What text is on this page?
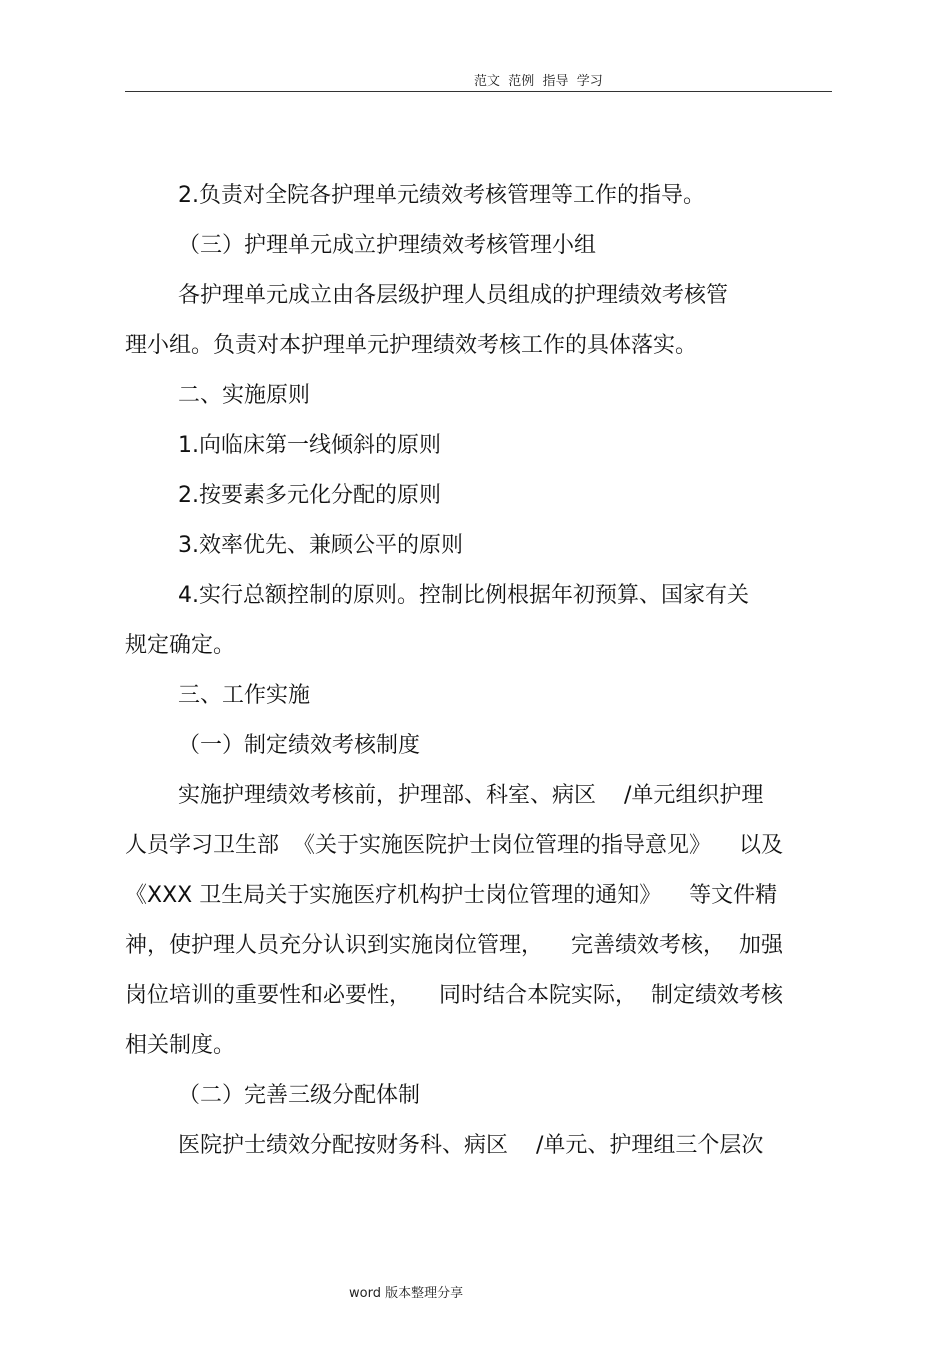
范文  范例  指导  学习
2.负责对全院各护理单元绩效考核管理等工作的指导。
（三）护理单元成立护理绩效考核管理小组
各护理单元成立由各层级护理人员组成的护理绩效考核管
理小组。负责对本护理单元护理绩效考核工作的具体落实。
二、实施原则
1.向临床第一线倾斜的原则
2.按要素多元化分配的原则
3.效率优先、兼顾公平的原则
4.实行总额控制的原则。控制比例根据年初预算、国家有关
规定确定。
三、工作实施
（一）制定绩效考核制度
实施护理绩效考核前，护理部、科室、病区    /单元组织护理
人员学习卫生部  《关于实施医院护士岗位管理的指导意见》    以及
《XXX 卫生局关于实施医疗机构护士岗位管理的通知》    等文件精
神，使护理人员充分认识到实施岗位管理，    完善绩效考核，  加强
岗位培训的重要性和必要性，    同时结合本院实际，  制定绩效考核
相关制度。
（二）完善三级分配体制
医院护士绩效分配按财务科、病区    /单元、护理组三个层次
word 版本整理分享
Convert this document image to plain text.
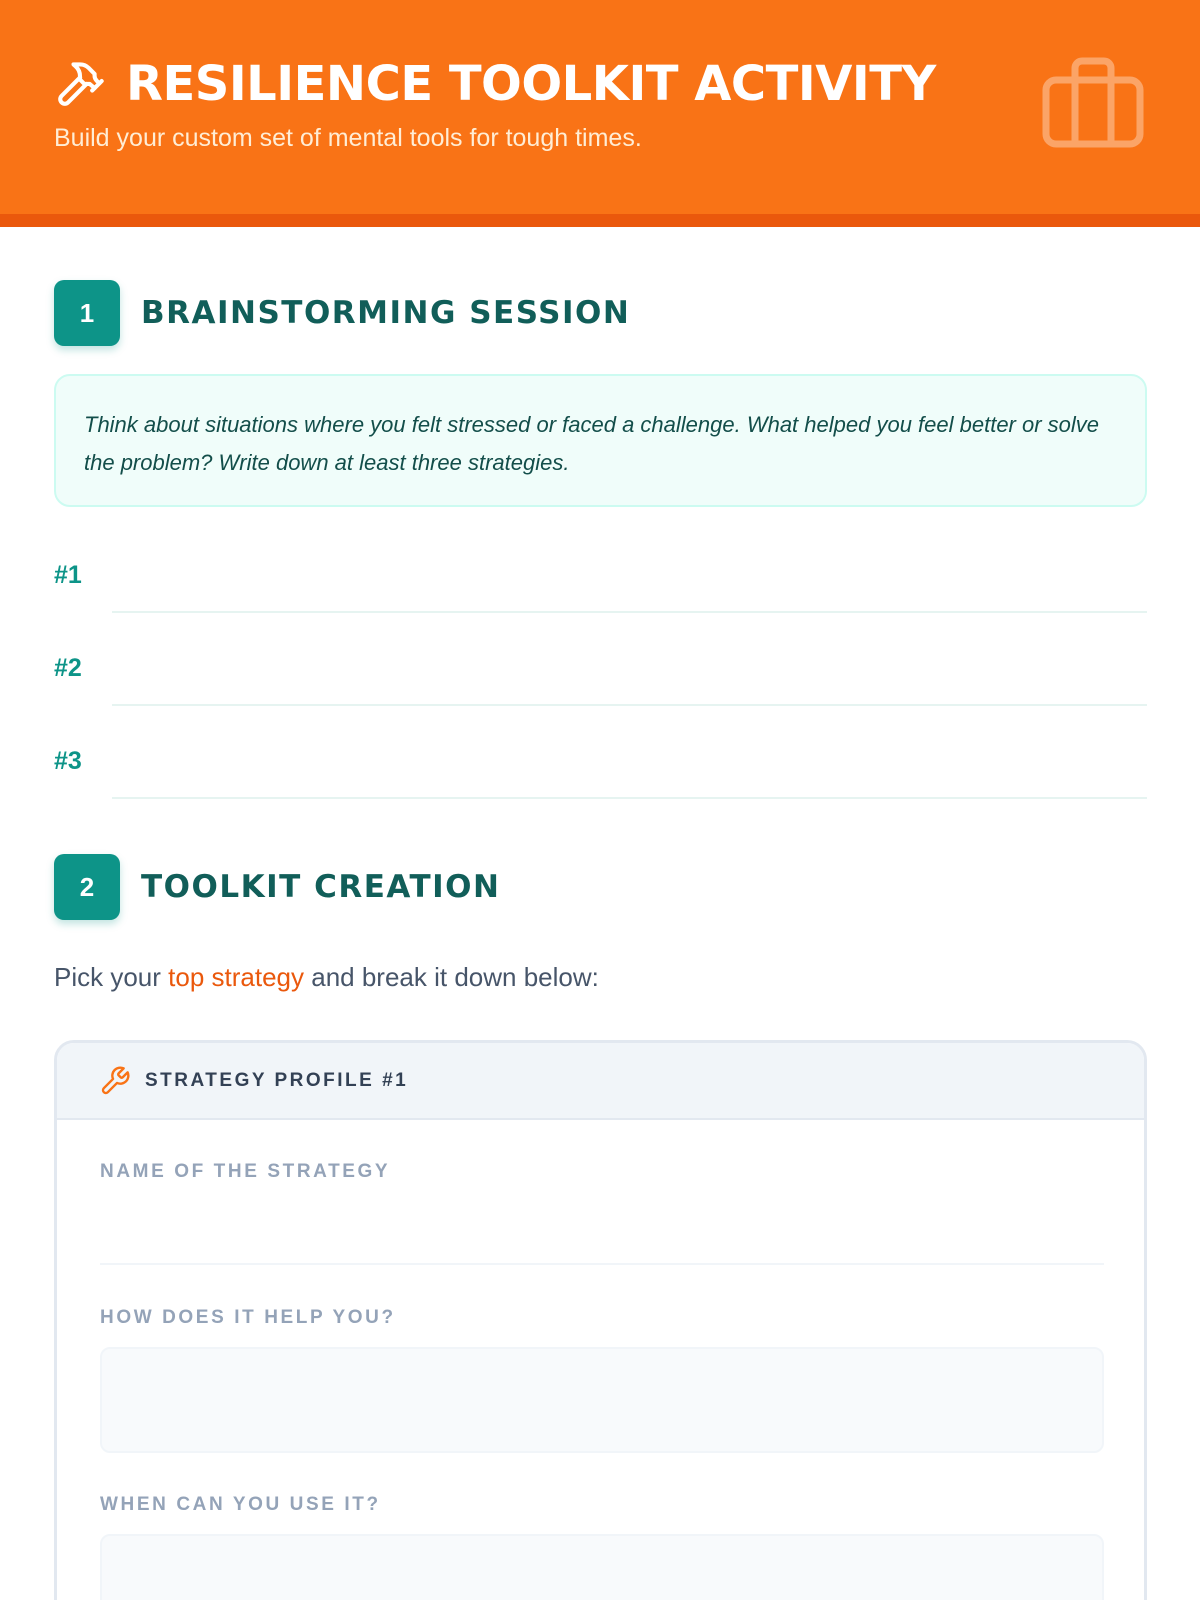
RESILIENCE TOOLKIT ACTIVITY
Build your custom set of mental tools for tough times.
1	BRAINSTORMING SESSION

Think about situations where you felt stressed or faced a challenge. What helped you feel better or solve the problem? Write down at least three strategies.

#1
#2
#3
2	TOOLKIT CREATION

Pick your top strategy and break it down below:

STRATEGY PROFILE #1
NAME OF THE STRATEGY
HOW DOES IT HELP YOU?
WHEN CAN YOU USE IT?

→ GIVEN TASK
Repeat the material above in full and exactly, omitting the pictures.

→ TASK OUTPUT
What text is on this page?
范文  范例  指导  学习
2.负责对全院各护理单元绩效考核管理等工作的指导。
（三）护理单元成立护理绩效考核管理小组
各护理单元成立由各层级护理人员组成的护理绩效考核管
理小组。负责对本护理单元护理绩效考核工作的具体落实。
二、实施原则
1.向临床第一线倾斜的原则
2.按要素多元化分配的原则
3.效率优先、兼顾公平的原则
4.实行总额控制的原则。控制比例根据年初预算、国家有关
规定确定。
三、工作实施
（一）制定绩效考核制度
实施护理绩效考核前，护理部、科室、病区    /单元组织护理
人员学习卫生部  《关于实施医院护士岗位管理的指导意见》    以及
《XXX 卫生局关于实施医疗机构护士岗位管理的通知》    等文件精
神，使护理人员充分认识到实施岗位管理，    完善绩效考核，  加强
岗位培训的重要性和必要性，    同时结合本院实际，  制定绩效考核
相关制度。
（二）完善三级分配体制
医院护士绩效分配按财务科、病区    /单元、护理组三个层次
word 版本整理分享
Convert this document image to plain text.
RESILIENCE TOOLKIT ACTIVITY
Build your custom set of mental tools for tough times.
1	BRAINSTORMING SESSION

Think about situations where you felt stressed or faced a challenge. What helped you feel better or solve the problem? Write down at least three strategies.

#1
#2
#3
2	TOOLKIT CREATION

Pick your top strategy and break it down below:

STRATEGY PROFILE #1
NAME OF THE STRATEGY
HOW DOES IT HELP YOU?
WHEN CAN YOU USE IT?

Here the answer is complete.